((

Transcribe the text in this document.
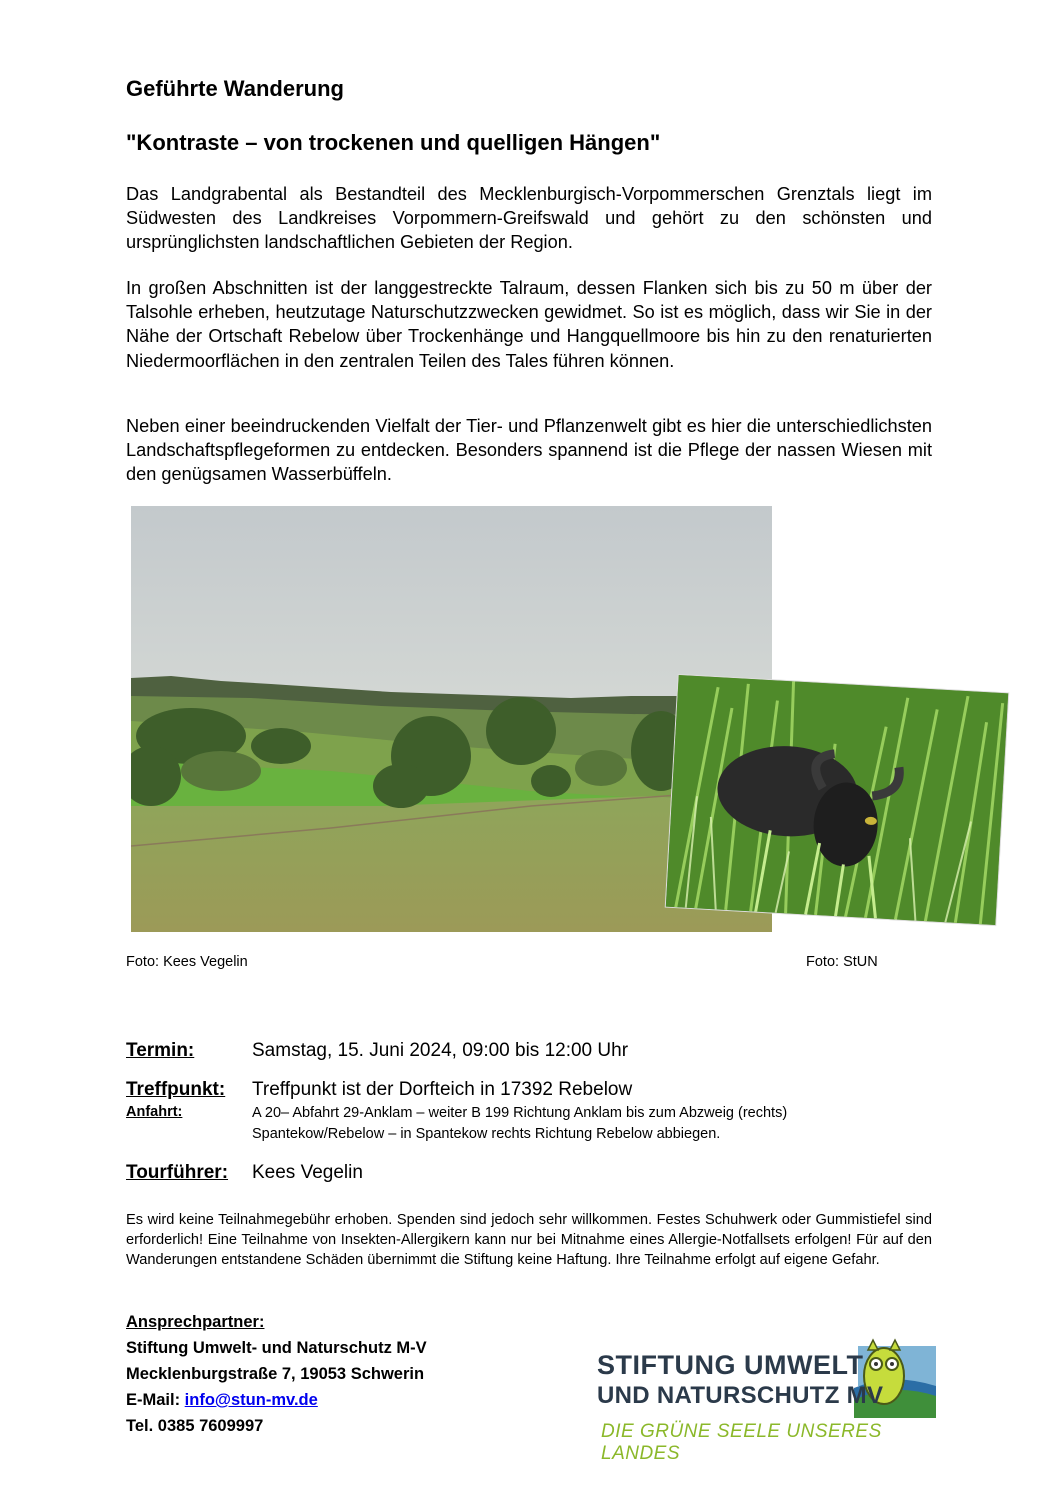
Geführte Wanderung
"Kontraste – von trockenen und quelligen Hängen"
Das Landgrabental als Bestandteil des Mecklenburgisch-Vorpommerschen Grenztals liegt im Südwesten des Landkreises Vorpommern-Greifswald und gehört zu den schönsten und ursprünglichsten landschaftlichen Gebieten der Region.
In großen Abschnitten ist der langgestreckte Talraum, dessen Flanken sich bis zu 50 m über der Talsohle erheben, heutzutage Naturschutzzwecken gewidmet. So ist es möglich, dass wir Sie in der Nähe der Ortschaft Rebelow über Trockenhänge und Hangquellmoore bis hin zu den renaturierten Niedermoorflächen in den zentralen Teilen des Tales führen können.
Neben einer beeindruckenden Vielfalt der Tier- und Pflanzenwelt gibt es hier die unterschiedlichsten Landschaftspflegeformen zu entdecken. Besonders spannend ist die Pflege der nassen Wiesen mit den genügsamen Wasserbüffeln.
Foto: Kees Vegelin	Foto: StUN
Termin:	Samstag, 15. Juni 2024, 09:00 bis 12:00 Uhr
Treffpunkt: Treffpunkt ist der Dorfteich in 17392 Rebelow
Anfahrt:	A 20– Abfahrt 29-Anklam – weiter B 199 Richtung Anklam bis zum Abzweig (rechts)
Spantekow/Rebelow – in Spantekow rechts Richtung Rebelow abbiegen.
Tourführer: Kees Vegelin
Es wird keine Teilnahmegebühr erhoben. Spenden sind jedoch sehr willkommen. Festes Schuhwerk oder Gummistiefel sind erforderlich! Eine Teilnahme von Insekten-Allergikern kann nur bei Mitnahme eines Allergie-Notfallsets erfolgen! Für auf den Wanderungen entstandene Schäden übernimmt die Stiftung keine Haftung. Ihre Teilnahme erfolgt auf eigene Gefahr.
Ansprechpartner:
Stiftung Umwelt- und Naturschutz M-V
Mecklenburgstraße 7, 19053 Schwerin
E-Mail: info@stun-mv.de
Tel. 0385 7609997
STIFTUNG UMWELT
UND NATURSCHUTZ MV
DIE GRÜNE SEELE UNSERES LANDES
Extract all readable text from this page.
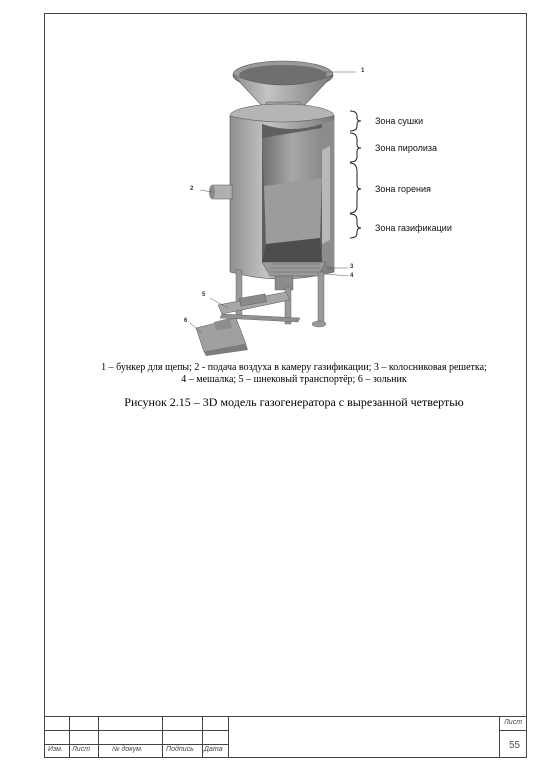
1
2
3
4
5
6
Зона сушки
Зона пиролиза
Зона горения
Зона газификации
1 – бункер для щепы; 2 - подача воздуха в камеру газификации; 3 – колосниковая решетка;
4 – мешалка; 5 – шнековый транспортёр; 6 – зольник
Рисунок 2.15 – 3D модель газогенератора с вырезанной четвертью
Изм. Лист	№ докум.	Подпись Дата
Лист
55
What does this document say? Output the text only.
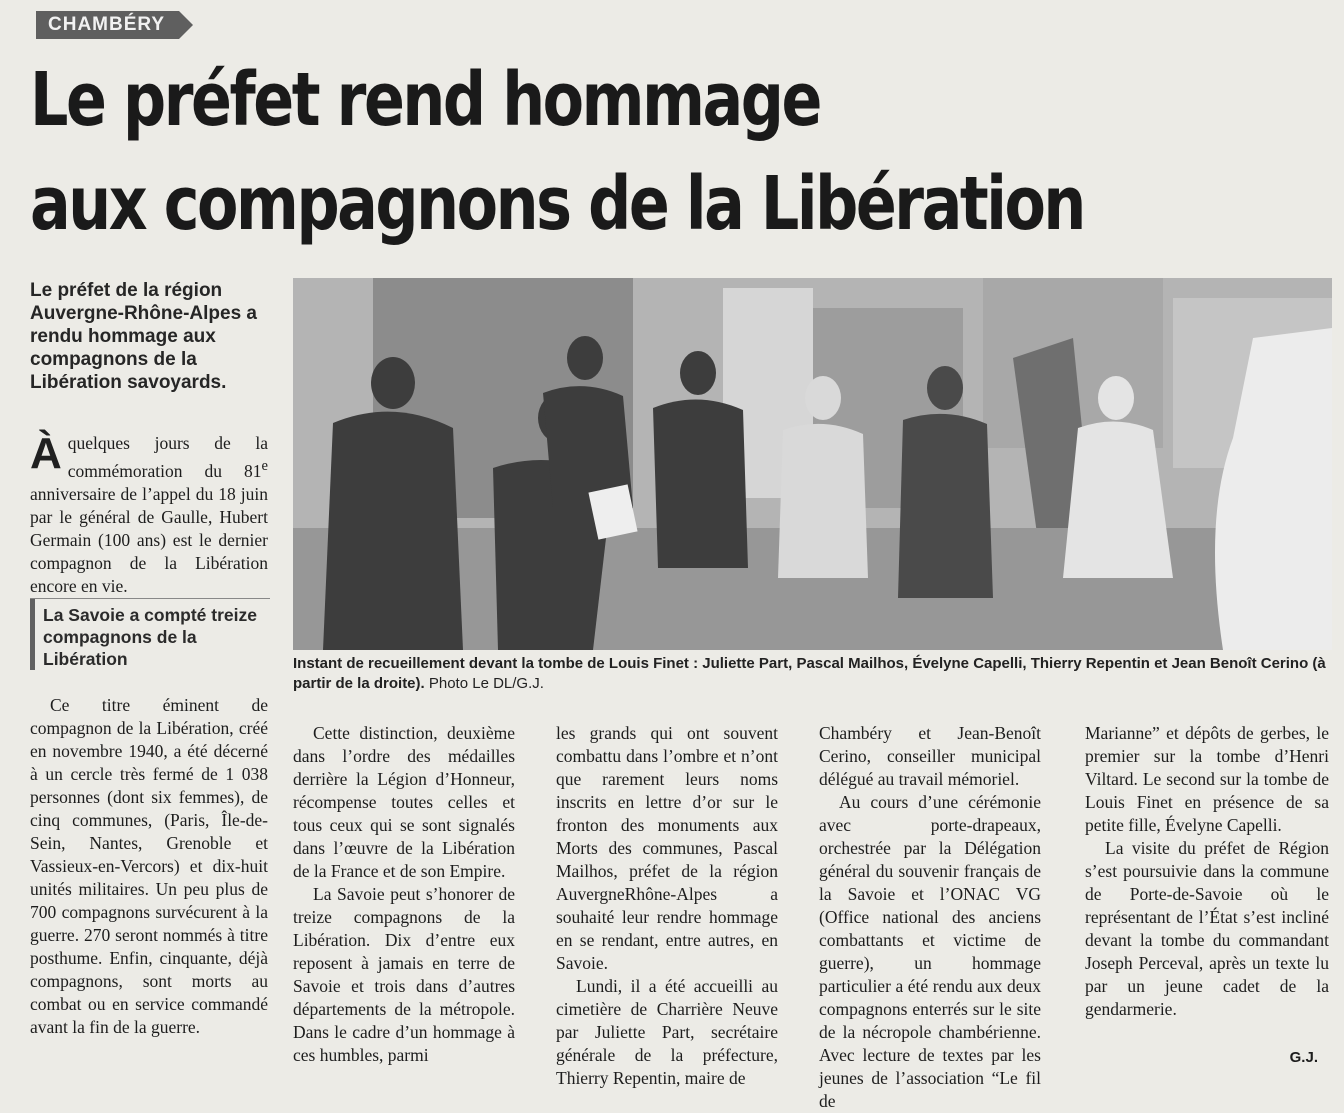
CHAMBÉRY
Le préfet rend hommage
aux compagnons de la Libération

Le préfet de la région Auvergne-Rhône-Alpes a rendu hommage aux compagnons de la Libération savoyards.

Àquelques jours de la commémoration du 81e anniversaire de l’appel du 18 juin par le général de Gaulle, Hubert Germain (100 ans) est le dernier compagnon de la Libération encore en vie.

La Savoie a compté treize compagnons de la Libération	Instant de recueillement devant la tombe de Louis Finet : Juliette Part, Pascal Mailhos, Évelyne Capelli, Thierry Repentin et Jean Benoît Cerino (à partir de la droite). Photo Le DL/G.J.

Ce titre éminent de compagnon de la Libération, créé en novembre 1940, a été décerné à un cercle très fermé de 1 038 personnes (dont six femmes), de cinq communes, (Paris, Île-de-Sein, Nantes, Grenoble et Vassieux-en-Vercors) et dix-huit unités militaires. Un peu plus de 700 compagnons survécurent à la guerre. 270 seront nommés à titre posthume. Enfin, cinquante, déjà compagnons, sont morts au combat ou en service commandé avant la fin de la guerre.

Cette distinction, deuxième dans l’ordre des médailles derrière la Légion d’Honneur, récompense toutes celles et tous ceux qui se sont signalés dans l’œuvre de la Libération de la France et de son Empire.

La Savoie peut s’honorer de treize compagnons de la Libération. Dix d’entre eux reposent à jamais en terre de Savoie et trois dans d’autres départements de la métropole. Dans le cadre d’un hommage à ces humbles, parmi

les grands qui ont souvent combattu dans l’ombre et n’ont que rarement leurs noms inscrits en lettre d’or sur le fronton des monuments aux Morts des communes, Pascal Mailhos, préfet de la région AuvergneRhône-Alpes a souhaité leur rendre hommage en se rendant, entre autres, en Savoie.

Lundi, il a été accueilli au cimetière de Charrière Neuve par Juliette Part, secrétaire générale de la préfecture, Thierry Repentin, maire de

Chambéry et Jean-Benoît Cerino, conseiller municipal délégué au travail mémoriel.

Au cours d’une cérémonie avec porte-drapeaux, orchestrée par la Délégation général du souvenir français de la Savoie et l’ONAC VG (Office national des anciens combattants et victime de guerre), un hommage particulier a été rendu aux deux compagnons enterrés sur le site de la nécropole chambérienne. Avec lecture de textes par les jeunes de l’association “Le fil de

Marianne” et dépôts de gerbes, le premier sur la tombe d’Henri Viltard. Le second sur la tombe de Louis Finet en présence de sa petite fille, Évelyne Capelli.

La visite du préfet de Région s’est poursuivie dans la commune de Porte-de-Savoie où le représentant de l’État s’est incliné devant la tombe du commandant Joseph Perceval, après un texte lu par un jeune cadet de la gendarmerie.

G.J.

))

__PROBLEM TO WORK ON__: Without the pictures, restate all the entries above exactly.

__EXERCISE RESPONSE__:
Transcribe the text in this document.
Geführte Wanderung
"Kontraste – von trockenen und quelligen Hängen"
Das Landgrabental als Bestandteil des Mecklenburgisch-Vorpommerschen Grenztals liegt im Südwesten des Landkreises Vorpommern-Greifswald und gehört zu den schönsten und ursprünglichsten landschaftlichen Gebieten der Region.
In großen Abschnitten ist der langgestreckte Talraum, dessen Flanken sich bis zu 50 m über der Talsohle erheben, heutzutage Naturschutzzwecken gewidmet. So ist es möglich, dass wir Sie in der Nähe der Ortschaft Rebelow über Trockenhänge und Hangquellmoore bis hin zu den renaturierten Niedermoorflächen in den zentralen Teilen des Tales führen können.
Neben einer beeindruckenden Vielfalt der Tier- und Pflanzenwelt gibt es hier die unterschiedlichsten Landschaftspflegeformen zu entdecken. Besonders spannend ist die Pflege der nassen Wiesen mit den genügsamen Wasserbüffeln.
Foto: Kees Vegelin	Foto: StUN
Termin:	Samstag, 15. Juni 2024, 09:00 bis 12:00 Uhr
Treffpunkt: Treffpunkt ist der Dorfteich in 17392 Rebelow
Anfahrt:	A 20– Abfahrt 29-Anklam – weiter B 199 Richtung Anklam bis zum Abzweig (rechts)
Spantekow/Rebelow – in Spantekow rechts Richtung Rebelow abbiegen.
Tourführer: Kees Vegelin
Es wird keine Teilnahmegebühr erhoben. Spenden sind jedoch sehr willkommen. Festes Schuhwerk oder Gummistiefel sind erforderlich! Eine Teilnahme von Insekten-Allergikern kann nur bei Mitnahme eines Allergie-Notfallsets erfolgen! Für auf den Wanderungen entstandene Schäden übernimmt die Stiftung keine Haftung. Ihre Teilnahme erfolgt auf eigene Gefahr.
Ansprechpartner:
Stiftung Umwelt- und Naturschutz M-V
Mecklenburgstraße 7, 19053 Schwerin
E-Mail: info@stun-mv.de
Tel. 0385 7609997
STIFTUNG UMWELT
UND NATURSCHUTZ MV
DIE GRÜNE SEELE UNSERES LANDES
Extract all readable text from this page.
1
2
3
4
5
6
Зона сушки
Зона пиролиза
Зона горения
Зона газификации
1 – бункер для щепы; 2 - подача воздуха в камеру газификации; 3 – колосниковая решетка;
4 – мешалка; 5 – шнековый транспортёр; 6 – зольник
Рисунок 2.15 – 3D модель газогенератора с вырезанной четвертью
Изм. Лист	№ докум.	Подпись Дата
Лист
55
What does this document say? Output the text only.
CHAMBÉRY
Le préfet rend hommage
aux compagnons de la Libération

Le préfet de la région Auvergne-Rhône-Alpes a rendu hommage aux compagnons de la Libération savoyards.

Àquelques jours de la commémoration du 81e anniversaire de l’appel du 18 juin par le général de Gaulle, Hubert Germain (100 ans) est le dernier compagnon de la Libération encore en vie.

La Savoie a compté treize compagnons de la Libération	Instant de recueillement devant la tombe de Louis Finet : Juliette Part, Pascal Mailhos, Évelyne Capelli, Thierry Repentin et Jean Benoît Cerino (à partir de la droite). Photo Le DL/G.J.

Ce titre éminent de compagnon de la Libération, créé en novembre 1940, a été décerné à un cercle très fermé de 1 038 personnes (dont six femmes), de cinq communes, (Paris, Île-de-Sein, Nantes, Grenoble et Vassieux-en-Vercors) et dix-huit unités militaires. Un peu plus de 700 compagnons survécurent à la guerre. 270 seront nommés à titre posthume. Enfin, cinquante, déjà compagnons, sont morts au combat ou en service commandé avant la fin de la guerre.

Cette distinction, deuxième dans l’ordre des médailles derrière la Légion d’Honneur, récompense toutes celles et tous ceux qui se sont signalés dans l’œuvre de la Libération de la France et de son Empire.

La Savoie peut s’honorer de treize compagnons de la Libération. Dix d’entre eux reposent à jamais en terre de Savoie et trois dans d’autres départements de la métropole. Dans le cadre d’un hommage à ces humbles, parmi

les grands qui ont souvent combattu dans l’ombre et n’ont que rarement leurs noms inscrits en lettre d’or sur le fronton des monuments aux Morts des communes, Pascal Mailhos, préfet de la région AuvergneRhône-Alpes a souhaité leur rendre hommage en se rendant, entre autres, en Savoie.

Lundi, il a été accueilli au cimetière de Charrière Neuve par Juliette Part, secrétaire générale de la préfecture, Thierry Repentin, maire de

Chambéry et Jean-Benoît Cerino, conseiller municipal délégué au travail mémoriel.

Au cours d’une cérémonie avec porte-drapeaux, orchestrée par la Délégation général du souvenir français de la Savoie et l’ONAC VG (Office national des anciens combattants et victime de guerre), un hommage particulier a été rendu aux deux compagnons enterrés sur le site de la nécropole chambérienne. Avec lecture de textes par les jeunes de l’association “Le fil de

Marianne” et dépôts de gerbes, le premier sur la tombe d’Henri Viltard. Le second sur la tombe de Louis Finet en présence de sa petite fille, Évelyne Capelli.

La visite du préfet de Région s’est poursuivie dans la commune de Porte-de-Savoie où le représentant de l’État s’est incliné devant la tombe du commandant Joseph Perceval, après un texte lu par un jeune cadet de la gendarmerie.

G.J.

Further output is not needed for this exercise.